_Brief_
Please recast the items, starting with the line that contains "Localize all elements." and going on through the line that contains "cell-amount-2: 1503653,9 (663, 199, 723, 214)", as a JSON list of strings with one string per line. Skip blank lines and leave the pictures out.

_Input data_
+-------+

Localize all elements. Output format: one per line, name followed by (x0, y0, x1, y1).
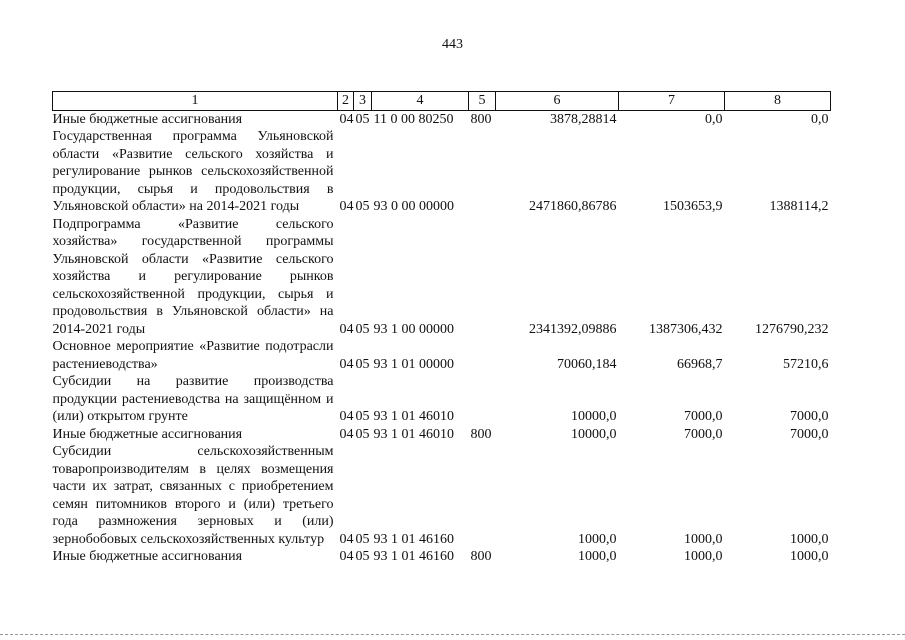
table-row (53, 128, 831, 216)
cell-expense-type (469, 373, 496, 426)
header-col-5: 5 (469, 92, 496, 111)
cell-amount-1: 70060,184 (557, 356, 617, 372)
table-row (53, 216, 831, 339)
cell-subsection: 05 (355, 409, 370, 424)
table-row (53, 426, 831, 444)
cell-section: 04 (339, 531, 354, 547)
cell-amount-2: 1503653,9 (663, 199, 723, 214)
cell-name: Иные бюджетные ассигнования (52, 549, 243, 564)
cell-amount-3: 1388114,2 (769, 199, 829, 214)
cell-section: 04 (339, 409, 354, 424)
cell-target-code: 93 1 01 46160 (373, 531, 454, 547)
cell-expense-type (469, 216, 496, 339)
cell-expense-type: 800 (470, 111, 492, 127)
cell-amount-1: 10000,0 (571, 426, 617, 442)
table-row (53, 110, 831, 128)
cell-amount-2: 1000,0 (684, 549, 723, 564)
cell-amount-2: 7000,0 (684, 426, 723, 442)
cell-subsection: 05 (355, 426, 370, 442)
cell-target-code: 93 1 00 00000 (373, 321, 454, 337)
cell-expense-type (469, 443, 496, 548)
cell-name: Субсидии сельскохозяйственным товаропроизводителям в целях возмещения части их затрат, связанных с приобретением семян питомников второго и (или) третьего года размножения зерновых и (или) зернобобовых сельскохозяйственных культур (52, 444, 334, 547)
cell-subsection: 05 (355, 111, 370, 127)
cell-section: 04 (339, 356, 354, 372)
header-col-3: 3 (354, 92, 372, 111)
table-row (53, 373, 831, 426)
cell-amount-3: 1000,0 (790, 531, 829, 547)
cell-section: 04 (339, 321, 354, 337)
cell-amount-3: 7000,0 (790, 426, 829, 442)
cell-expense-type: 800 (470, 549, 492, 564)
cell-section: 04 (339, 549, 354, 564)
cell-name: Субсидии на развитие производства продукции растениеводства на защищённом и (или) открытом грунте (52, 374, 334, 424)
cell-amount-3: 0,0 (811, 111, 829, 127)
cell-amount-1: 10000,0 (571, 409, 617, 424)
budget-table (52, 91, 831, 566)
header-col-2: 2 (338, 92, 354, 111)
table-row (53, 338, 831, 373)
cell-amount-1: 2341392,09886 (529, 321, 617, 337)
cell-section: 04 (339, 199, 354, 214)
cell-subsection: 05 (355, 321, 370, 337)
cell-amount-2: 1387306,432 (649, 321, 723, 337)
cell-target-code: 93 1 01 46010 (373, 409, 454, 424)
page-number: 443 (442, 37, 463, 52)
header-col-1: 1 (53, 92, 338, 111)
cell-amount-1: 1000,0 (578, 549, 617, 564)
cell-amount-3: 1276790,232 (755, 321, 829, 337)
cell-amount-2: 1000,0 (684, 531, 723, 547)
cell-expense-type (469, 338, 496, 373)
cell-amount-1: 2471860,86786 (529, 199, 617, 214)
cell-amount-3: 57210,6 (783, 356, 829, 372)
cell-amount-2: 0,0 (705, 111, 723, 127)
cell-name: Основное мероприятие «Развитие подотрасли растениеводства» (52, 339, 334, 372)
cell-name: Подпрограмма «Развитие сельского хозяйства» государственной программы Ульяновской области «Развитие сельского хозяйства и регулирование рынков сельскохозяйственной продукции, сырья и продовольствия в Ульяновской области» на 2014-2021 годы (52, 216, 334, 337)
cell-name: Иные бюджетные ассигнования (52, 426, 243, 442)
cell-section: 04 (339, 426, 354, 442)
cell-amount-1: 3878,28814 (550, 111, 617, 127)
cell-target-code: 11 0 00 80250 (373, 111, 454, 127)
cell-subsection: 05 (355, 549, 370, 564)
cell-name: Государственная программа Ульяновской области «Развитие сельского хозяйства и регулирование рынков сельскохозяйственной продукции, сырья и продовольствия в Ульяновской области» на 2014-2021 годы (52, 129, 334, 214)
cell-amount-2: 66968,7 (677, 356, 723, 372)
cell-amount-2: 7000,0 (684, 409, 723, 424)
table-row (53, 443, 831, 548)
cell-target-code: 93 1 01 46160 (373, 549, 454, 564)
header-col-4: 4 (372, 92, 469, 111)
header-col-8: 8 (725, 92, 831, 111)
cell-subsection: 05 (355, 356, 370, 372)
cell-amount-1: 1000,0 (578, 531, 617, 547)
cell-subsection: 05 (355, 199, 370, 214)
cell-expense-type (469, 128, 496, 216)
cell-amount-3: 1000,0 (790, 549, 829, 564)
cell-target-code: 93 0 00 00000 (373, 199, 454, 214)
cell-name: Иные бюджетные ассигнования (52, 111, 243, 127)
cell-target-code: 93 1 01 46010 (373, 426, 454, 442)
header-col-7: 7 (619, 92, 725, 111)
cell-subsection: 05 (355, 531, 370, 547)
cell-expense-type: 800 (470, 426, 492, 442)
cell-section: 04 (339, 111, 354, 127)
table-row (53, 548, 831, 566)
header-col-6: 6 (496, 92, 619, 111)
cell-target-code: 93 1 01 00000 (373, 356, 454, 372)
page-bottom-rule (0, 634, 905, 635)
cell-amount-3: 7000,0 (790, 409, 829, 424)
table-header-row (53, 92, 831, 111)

+-------+

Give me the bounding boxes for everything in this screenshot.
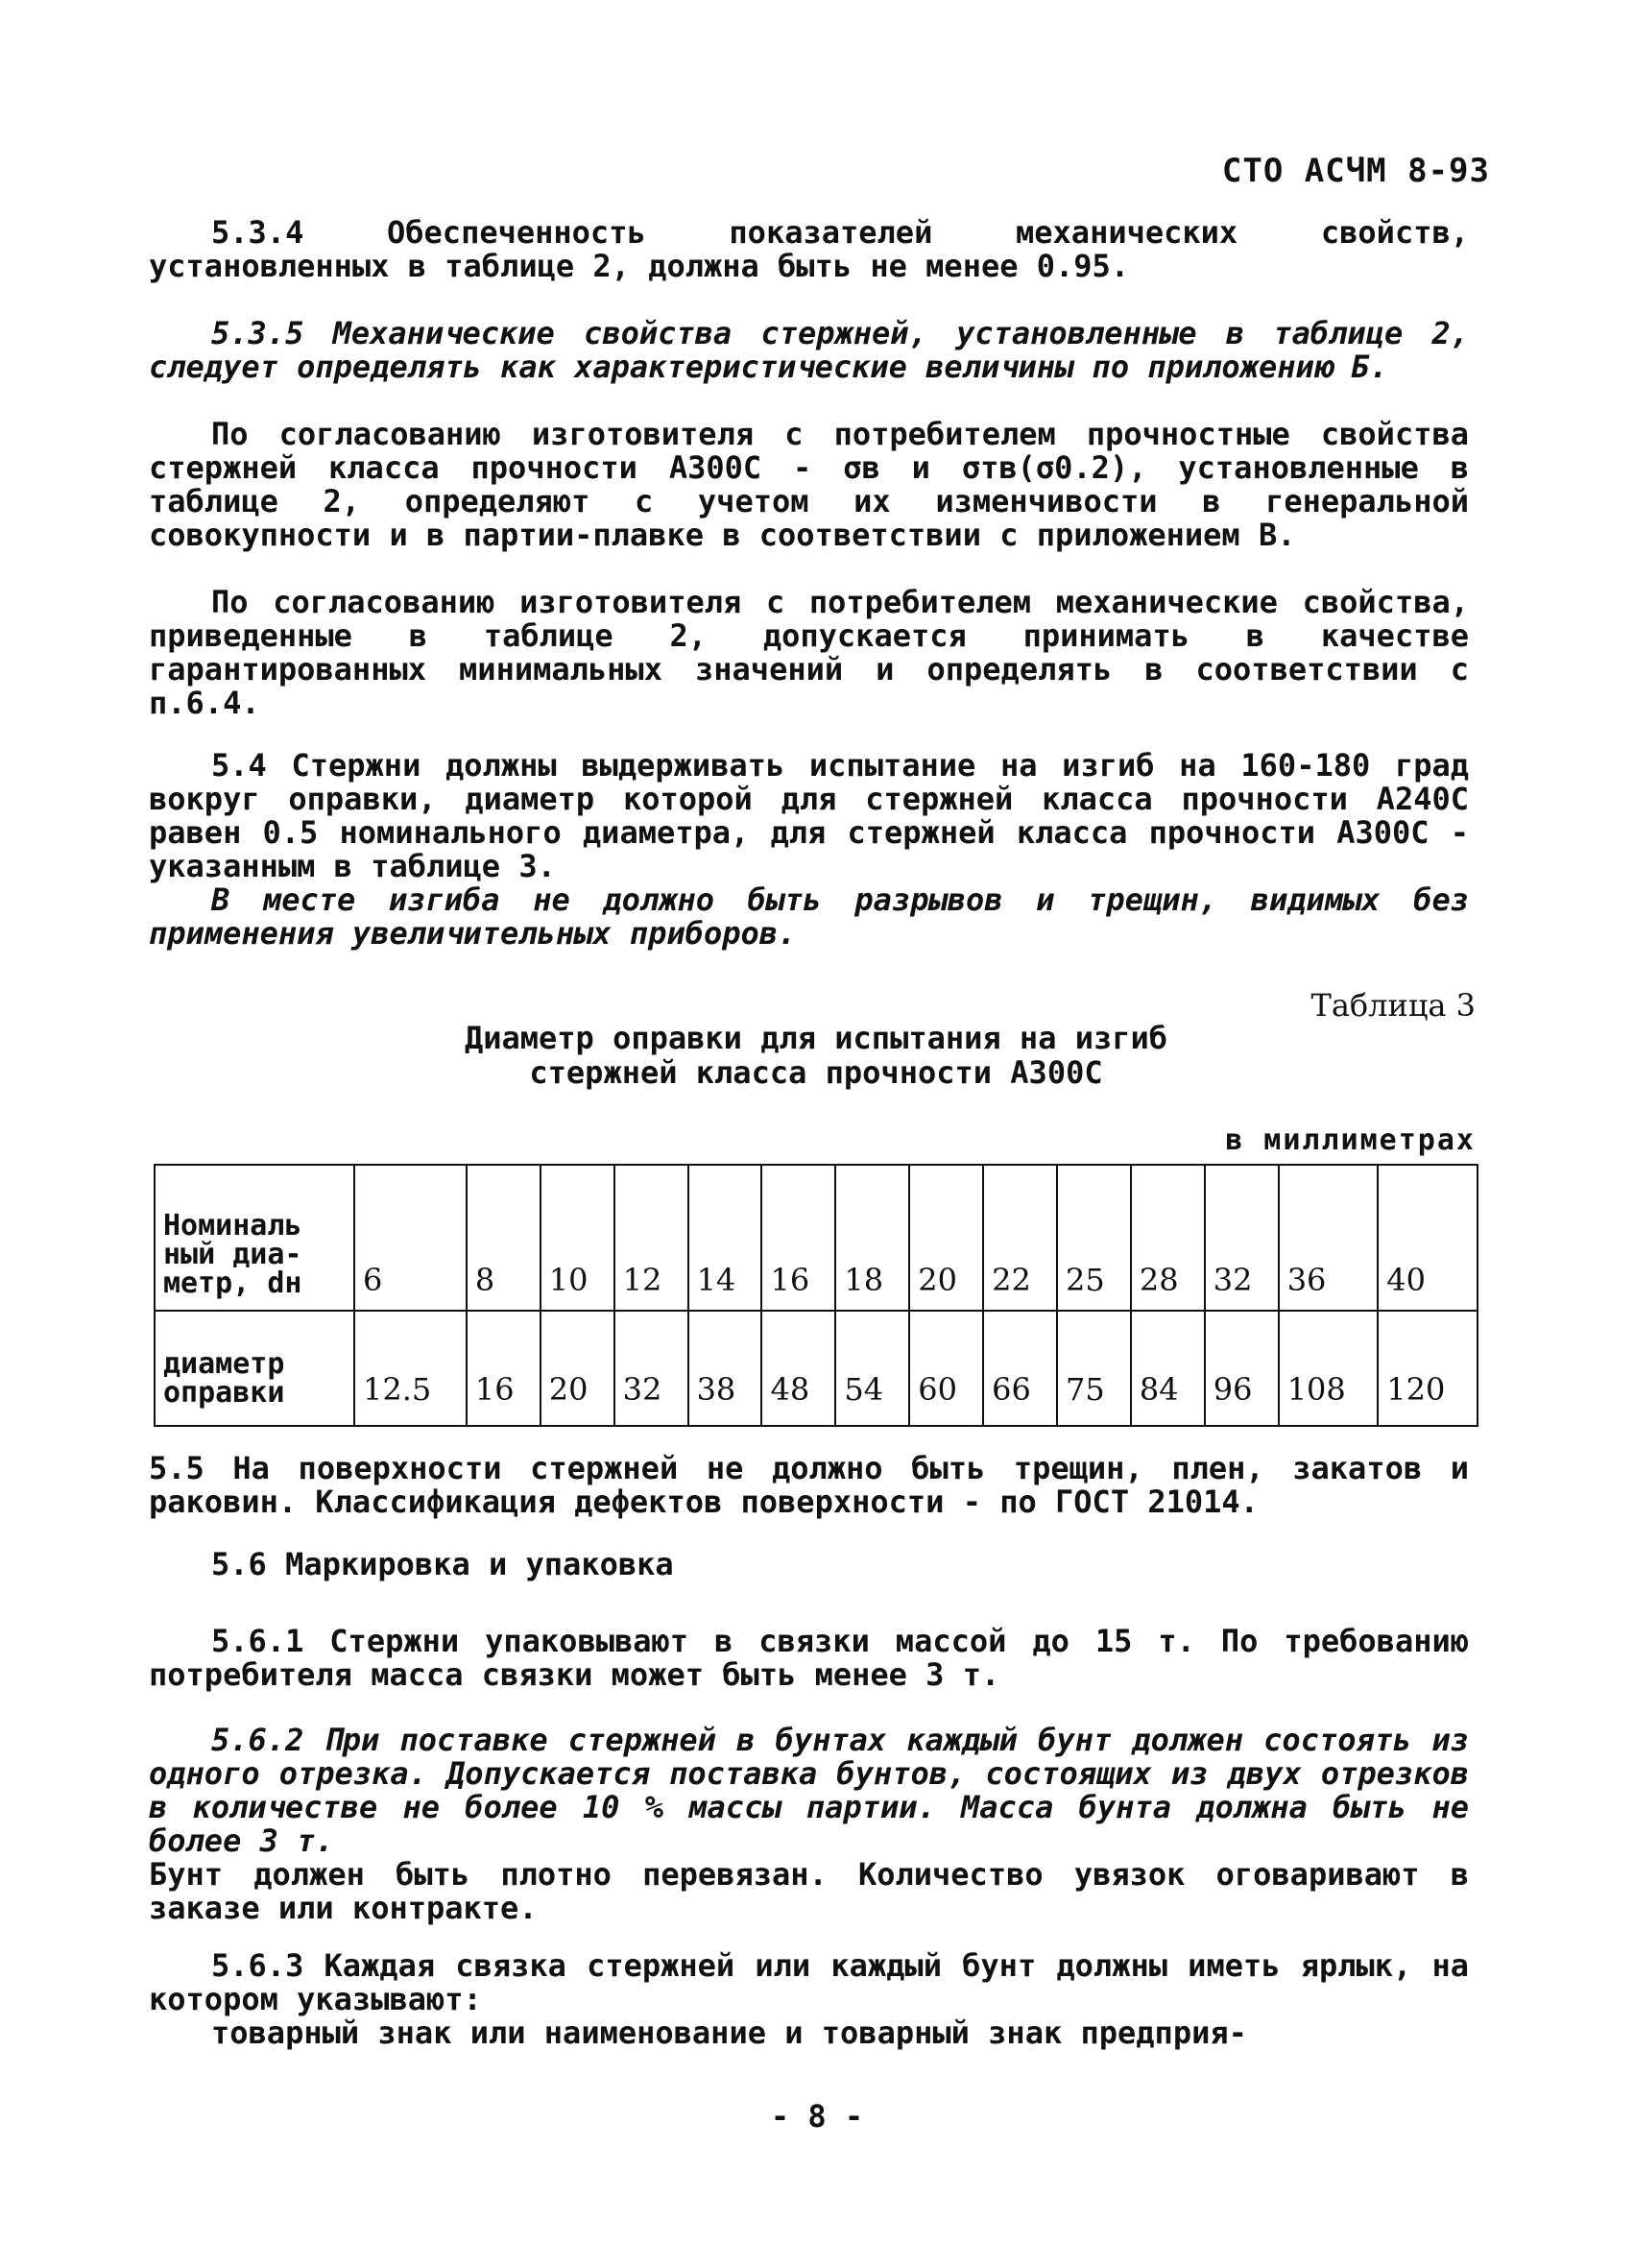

+-------+

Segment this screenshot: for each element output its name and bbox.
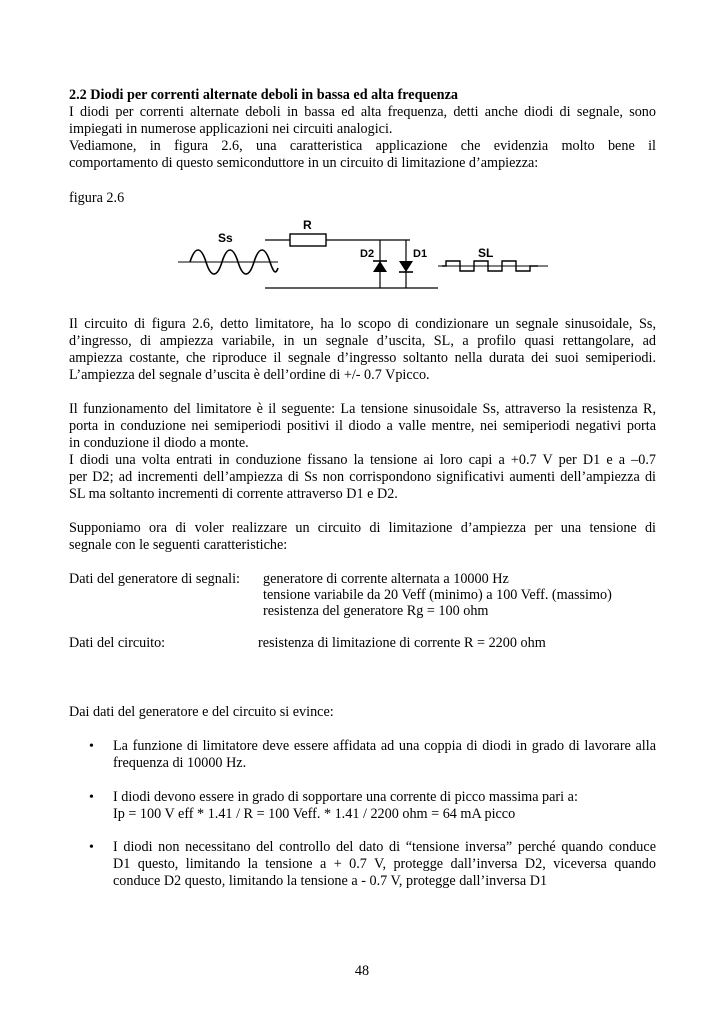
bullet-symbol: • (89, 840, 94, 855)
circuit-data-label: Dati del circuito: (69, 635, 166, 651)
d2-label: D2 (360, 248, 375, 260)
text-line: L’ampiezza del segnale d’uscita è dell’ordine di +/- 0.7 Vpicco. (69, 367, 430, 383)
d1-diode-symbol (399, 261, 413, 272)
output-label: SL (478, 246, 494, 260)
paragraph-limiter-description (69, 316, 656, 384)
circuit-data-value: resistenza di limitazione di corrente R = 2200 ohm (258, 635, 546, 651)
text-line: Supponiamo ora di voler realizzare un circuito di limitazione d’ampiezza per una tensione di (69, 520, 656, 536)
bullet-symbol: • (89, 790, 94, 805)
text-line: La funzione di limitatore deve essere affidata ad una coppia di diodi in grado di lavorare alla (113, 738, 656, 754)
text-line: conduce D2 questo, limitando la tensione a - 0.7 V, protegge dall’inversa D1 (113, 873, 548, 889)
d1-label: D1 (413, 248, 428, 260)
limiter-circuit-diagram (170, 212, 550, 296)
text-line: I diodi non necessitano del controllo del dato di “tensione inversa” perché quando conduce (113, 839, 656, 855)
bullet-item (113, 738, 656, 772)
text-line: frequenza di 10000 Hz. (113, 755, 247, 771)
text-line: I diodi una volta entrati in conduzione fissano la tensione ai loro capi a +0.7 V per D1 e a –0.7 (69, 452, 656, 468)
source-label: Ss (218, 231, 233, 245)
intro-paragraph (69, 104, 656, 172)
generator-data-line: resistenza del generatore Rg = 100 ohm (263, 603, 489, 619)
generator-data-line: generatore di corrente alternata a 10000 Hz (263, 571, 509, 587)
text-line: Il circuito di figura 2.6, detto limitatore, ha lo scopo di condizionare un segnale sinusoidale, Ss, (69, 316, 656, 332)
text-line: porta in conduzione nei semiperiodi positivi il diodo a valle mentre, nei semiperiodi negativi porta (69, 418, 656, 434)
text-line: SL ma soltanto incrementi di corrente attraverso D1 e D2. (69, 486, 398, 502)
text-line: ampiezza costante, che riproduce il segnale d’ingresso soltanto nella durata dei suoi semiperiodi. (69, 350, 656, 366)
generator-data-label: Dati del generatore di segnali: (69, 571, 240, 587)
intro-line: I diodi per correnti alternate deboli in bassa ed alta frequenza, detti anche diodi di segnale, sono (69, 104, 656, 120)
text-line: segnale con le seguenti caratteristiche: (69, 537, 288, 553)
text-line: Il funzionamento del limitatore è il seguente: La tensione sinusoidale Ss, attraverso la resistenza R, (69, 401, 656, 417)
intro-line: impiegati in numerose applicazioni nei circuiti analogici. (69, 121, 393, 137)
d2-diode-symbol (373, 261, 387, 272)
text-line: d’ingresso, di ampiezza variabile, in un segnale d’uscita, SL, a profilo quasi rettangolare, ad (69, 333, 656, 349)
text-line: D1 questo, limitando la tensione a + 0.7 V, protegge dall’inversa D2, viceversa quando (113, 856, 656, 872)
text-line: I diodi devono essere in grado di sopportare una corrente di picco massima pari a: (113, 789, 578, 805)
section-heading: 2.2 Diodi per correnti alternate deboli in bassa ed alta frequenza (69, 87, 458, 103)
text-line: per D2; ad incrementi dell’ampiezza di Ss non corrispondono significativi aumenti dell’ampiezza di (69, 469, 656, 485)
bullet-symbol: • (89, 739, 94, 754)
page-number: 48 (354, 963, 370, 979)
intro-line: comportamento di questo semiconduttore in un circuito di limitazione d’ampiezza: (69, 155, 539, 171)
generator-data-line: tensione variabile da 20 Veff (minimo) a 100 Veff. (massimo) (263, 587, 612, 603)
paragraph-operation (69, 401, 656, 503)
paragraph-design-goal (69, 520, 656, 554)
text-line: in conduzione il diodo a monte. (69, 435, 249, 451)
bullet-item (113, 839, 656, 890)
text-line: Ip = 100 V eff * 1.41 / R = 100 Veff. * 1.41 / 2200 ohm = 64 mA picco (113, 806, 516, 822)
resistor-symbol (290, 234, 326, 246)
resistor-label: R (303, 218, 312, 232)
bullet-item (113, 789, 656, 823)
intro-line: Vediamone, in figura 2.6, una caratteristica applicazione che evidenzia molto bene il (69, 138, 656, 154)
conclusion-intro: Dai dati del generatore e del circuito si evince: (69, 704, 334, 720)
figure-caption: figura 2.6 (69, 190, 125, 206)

+-------+

_Answer for this exercise_
[
  "Localize all elements. Output format: one per line, name followed by (x0, y0, x1, y1).",
  "table-row (53, 128, 831, 216)",
  "cell-expense-type (469, 373, 496, 426)",
  "header-col-5: 5 (469, 92, 496, 111)",
  "cell-amount-1: 70060,184 (557, 356, 617, 372)",
  "table-row (53, 216, 831, 339)",
  "cell-subsection: 05 (355, 409, 370, 424)",
  "table-row (53, 426, 831, 444)",
  "cell-section: 04 (339, 531, 354, 547)",
  "cell-amount-2: 1503653,9 (663, 199, 723, 214)"
]